>> start PASSAGE
# 4 yd sander for F350?



## bullit340 (Oct 25, 2005)

I can get a really good deal on a 4 yd stainless sander. I realize this may be too big for a drw F 350 dump, but if it were not filled to the top it might work. I am thinking of down the road when I want a sander bigger than a 1.7 yd. What do you guys think? Does any one use one in a F350?


----------



## Big Dog D (Oct 1, 2005)

It's two yards too big in my opinion. If you can still load over the top of it(you didn't mention how you do this) and think that it is that good of a deal go for it. IMO human tendency is if you have it use it to the max. If you or your driver has the extra space you will most likely use it.

I used to sand with F-350's but it was killing them. I kept the same size sanders(2.5 yards) and upgraded the trucks to F-550's.


----------



## bullit340 (Oct 25, 2005)

Thanks for the opinion, I was afraid the 4 yrd sander would be too big. I use a S185 bobcat to load our sander now. I try to plow the storm with the sander empty and only load it up towards the end or as needed to not work the truck so hard. Currently we have a steel 2 yarder. I thought that the lighter weight of the stainless may make a difference. Its a possibility that next year we will be updating one of the F350 to maybe a 450 so I was thinking that maybe the 4 yarder would be better suited for the 450. I just dont want to buy another 2 yarder and wish that I had bought the 4 yrd. The price was right on the 4 yrd. If i dont buy the 4 yrd I will probrably keep putting more duct tape, and bandaids on our steel 2yrd and hopefully make it through the season. Since we have had so much snow this season- wishful thinking


----------



## Mdirrigation (Dec 12, 2003)
>> end PASSAGE
>> start INFORMATION SHOWN
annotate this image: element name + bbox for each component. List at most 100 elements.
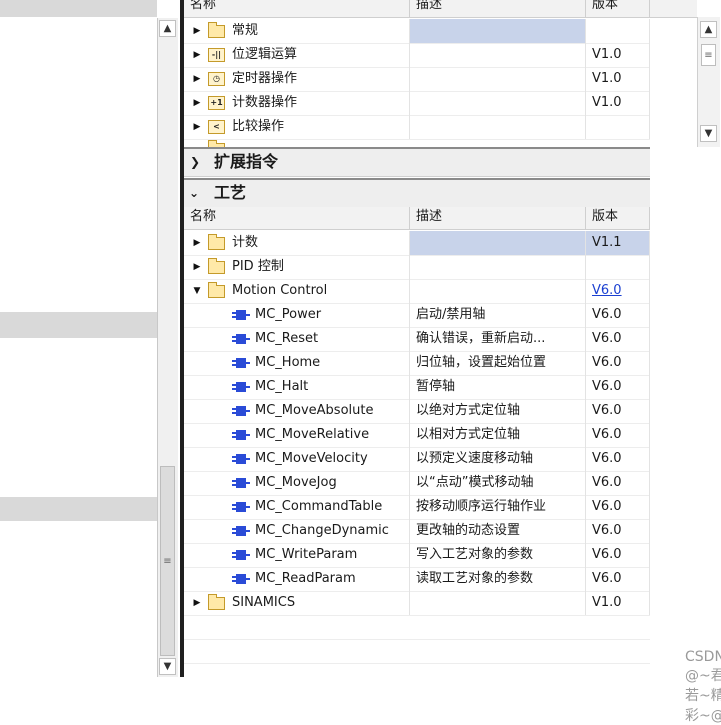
version-cell: V6.0 xyxy=(586,327,650,351)
description-cell xyxy=(410,231,586,255)
function-block-icon xyxy=(232,358,250,368)
tech-tree-row[interactable]: MC_Power 启动/禁用轴 V6.0 xyxy=(184,303,650,328)
tree-label: Motion Control xyxy=(232,283,328,298)
description-cell xyxy=(410,591,586,615)
expand-arrow-icon[interactable]: ▶ xyxy=(190,591,204,615)
column-header-name[interactable]: 名称 xyxy=(184,0,410,17)
tech-tree-row[interactable]: ▶ 计数 V1.1 xyxy=(184,231,650,256)
tree-label: MC_MoveJog xyxy=(255,475,337,490)
expand-arrow-icon[interactable]: ▶ xyxy=(190,231,204,255)
tree-label: 计数器操作 xyxy=(232,95,298,110)
function-block-icon xyxy=(232,478,250,488)
collapse-arrow-icon[interactable]: ▼ xyxy=(190,279,204,303)
version-text[interactable]: V6.0 xyxy=(592,283,622,298)
scroll-down-icon[interactable]: ▼ xyxy=(700,125,717,142)
tree-row-bit-logic[interactable]: ▶ -|| 位逻辑运算 V1.0 xyxy=(184,43,650,68)
tech-tree-row[interactable]: MC_MoveRelative 以相对方式定位轴 V6.0 xyxy=(184,423,650,448)
version-cell: V6.0 xyxy=(586,519,650,543)
folder-icon xyxy=(208,258,225,274)
description-cell: 以相对方式定位轴 xyxy=(410,423,586,447)
expand-arrow-icon[interactable]: ▶ xyxy=(190,19,204,43)
version-text: V6.0 xyxy=(592,307,622,322)
column-header-description[interactable]: 描述 xyxy=(410,0,586,17)
folder-icon xyxy=(208,594,225,610)
section-extended-instructions[interactable]: ❯ 扩展指令 xyxy=(184,147,650,177)
tech-tree-row[interactable]: ▶ SINAMICS V1.0 xyxy=(184,591,650,616)
description-cell xyxy=(410,91,586,115)
tree-row-compare[interactable]: ▶ < 比较操作 xyxy=(184,115,650,140)
tree-label: MC_ChangeDynamic xyxy=(255,523,389,538)
version-cell: V6.0 xyxy=(586,543,650,567)
tech-tree-row[interactable]: ▼ Motion Control V6.0 xyxy=(184,279,650,304)
version-text: V6.0 xyxy=(592,547,622,562)
description-cell xyxy=(410,115,586,139)
tree-row-timer[interactable]: ▶ ◷ 定时器操作 V1.0 xyxy=(184,67,650,92)
expand-arrow-icon[interactable]: ▶ xyxy=(190,43,204,67)
tech-tree-row[interactable]: MC_Halt 暂停轴 V6.0 xyxy=(184,375,650,400)
tech-tree-row[interactable]: MC_ChangeDynamic 更改轴的动态设置 V6.0 xyxy=(184,519,650,544)
column-header-description[interactable]: 描述 xyxy=(410,207,586,229)
tech-tree-row[interactable]: MC_Home 归位轴，设置起始位置 V6.0 xyxy=(184,351,650,376)
tree-label: MC_MoveVelocity xyxy=(255,451,368,466)
section-title: 扩展指令 xyxy=(214,152,279,171)
tree-row-counter[interactable]: ▶ +1 计数器操作 V1.0 xyxy=(184,91,650,116)
tree-label: MC_Power xyxy=(255,307,322,322)
version-cell: V1.0 xyxy=(586,67,650,91)
version-cell xyxy=(586,255,650,279)
version-cell: V1.0 xyxy=(586,43,650,67)
column-header-version[interactable]: 版本 xyxy=(586,207,650,229)
scroll-thumb[interactable]: ≡ xyxy=(160,466,175,656)
version-link[interactable]: V6.0 xyxy=(586,279,650,303)
version-cell: V6.0 xyxy=(586,423,650,447)
scroll-up-icon[interactable]: ▲ xyxy=(159,20,176,37)
tech-tree-row[interactable]: MC_MoveAbsolute 以绝对方式定位轴 V6.0 xyxy=(184,399,650,424)
version-cell xyxy=(586,115,650,139)
tech-tree-row[interactable]: MC_CommandTable 按移动顺序运行轴作业 V6.0 xyxy=(184,495,650,520)
tree-label: 定时器操作 xyxy=(232,71,298,86)
version-cell: V1.0 xyxy=(586,591,650,615)
description-cell: 确认错误，重新启动... xyxy=(410,327,586,351)
version-cell: V6.0 xyxy=(586,567,650,591)
folder-icon xyxy=(208,22,225,38)
tree-label: 位逻辑运算 xyxy=(232,47,298,62)
tech-tree-row[interactable]: MC_ReadParam 读取工艺对象的参数 V6.0 xyxy=(184,567,650,592)
section-technology[interactable]: ⌄ 工艺 xyxy=(184,178,650,208)
description-cell: 按移动顺序运行轴作业 xyxy=(410,495,586,519)
function-block-icon xyxy=(232,574,250,584)
description-cell xyxy=(410,279,586,303)
scroll-thumb[interactable]: ≡ xyxy=(701,44,716,66)
expanded-chevron-icon[interactable]: ⌄ xyxy=(189,180,199,206)
tree-label: 常规 xyxy=(232,23,259,38)
column-header-name[interactable]: 名称 xyxy=(184,207,410,229)
function-block-icon xyxy=(232,334,250,344)
tree-label: PID 控制 xyxy=(232,259,284,274)
version-cell: V6.0 xyxy=(586,351,650,375)
function-block-icon xyxy=(232,430,250,440)
instructions-panel: 名称 描述 版本 ▶ 常规 ▶ -|| 位逻辑运算 V1.0 ▶ ◷ 定时器操作… xyxy=(184,0,721,724)
expand-arrow-icon[interactable]: ▶ xyxy=(190,91,204,115)
scroll-down-icon[interactable]: ▼ xyxy=(159,658,176,675)
left-scrollbar[interactable]: ▲ ≡ ▼ xyxy=(157,18,178,677)
tech-tree-row[interactable]: MC_MoveVelocity 以预定义速度移动轴 V6.0 xyxy=(184,447,650,472)
function-block-icon xyxy=(232,550,250,560)
top-table-header: 名称 描述 版本 xyxy=(184,0,697,18)
top-table-scrollbar[interactable]: ▲ ≡ ▼ xyxy=(697,17,720,147)
left-separator-band xyxy=(0,312,157,338)
tech-tree-row[interactable]: MC_Reset 确认错误，重新启动... V6.0 xyxy=(184,327,650,352)
version-text: V6.0 xyxy=(592,523,622,538)
tech-tree-row[interactable]: MC_MoveJog 以“点动”模式移动轴 V6.0 xyxy=(184,471,650,496)
tech-tree-row[interactable]: ▶ PID 控制 xyxy=(184,255,650,280)
function-block-icon xyxy=(232,310,250,320)
expand-arrow-icon[interactable]: ▶ xyxy=(190,67,204,91)
tech-tree-row[interactable]: MC_WriteParam 写入工艺对象的参数 V6.0 xyxy=(184,543,650,568)
tree-label: SINAMICS xyxy=(232,595,296,610)
version-text: V6.0 xyxy=(592,427,622,442)
column-header-version[interactable]: 版本 xyxy=(586,0,650,17)
collapsed-chevron-icon[interactable]: ❯ xyxy=(190,149,200,175)
expand-arrow-icon[interactable]: ▶ xyxy=(190,255,204,279)
tree-row-general[interactable]: ▶ 常规 xyxy=(184,19,650,44)
expand-arrow-icon[interactable]: ▶ xyxy=(190,115,204,139)
scroll-up-icon[interactable]: ▲ xyxy=(700,21,717,38)
description-cell: 以预定义速度移动轴 xyxy=(410,447,586,471)
version-cell: V6.0 xyxy=(586,471,650,495)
>> end INFORMATION SHOWN
## PROBLEM REQUIREMENTS
For the forum thread about a sander for an F350 above, decide whether each statement agrees with it: (a) Big Dog D kept the same size sanders and switched to F-550 trucks; (b) bullit340 plows with the sander fully loaded from the start of a storm; (c) bullit340's current sander is stainless. Answer yes or no for each, quoting the words of the thread that decide it.

## RIGHT ANSWER
(a) Yes: "I kept the same size sanders(2.5 yards) and upgraded the trucks to F-550's."
(b) No: "I try to plow the storm with the sander empty and only load it up towards the end or as needed to not work the truck so hard."
(c) No: "Currently we have a steel 2 yarder."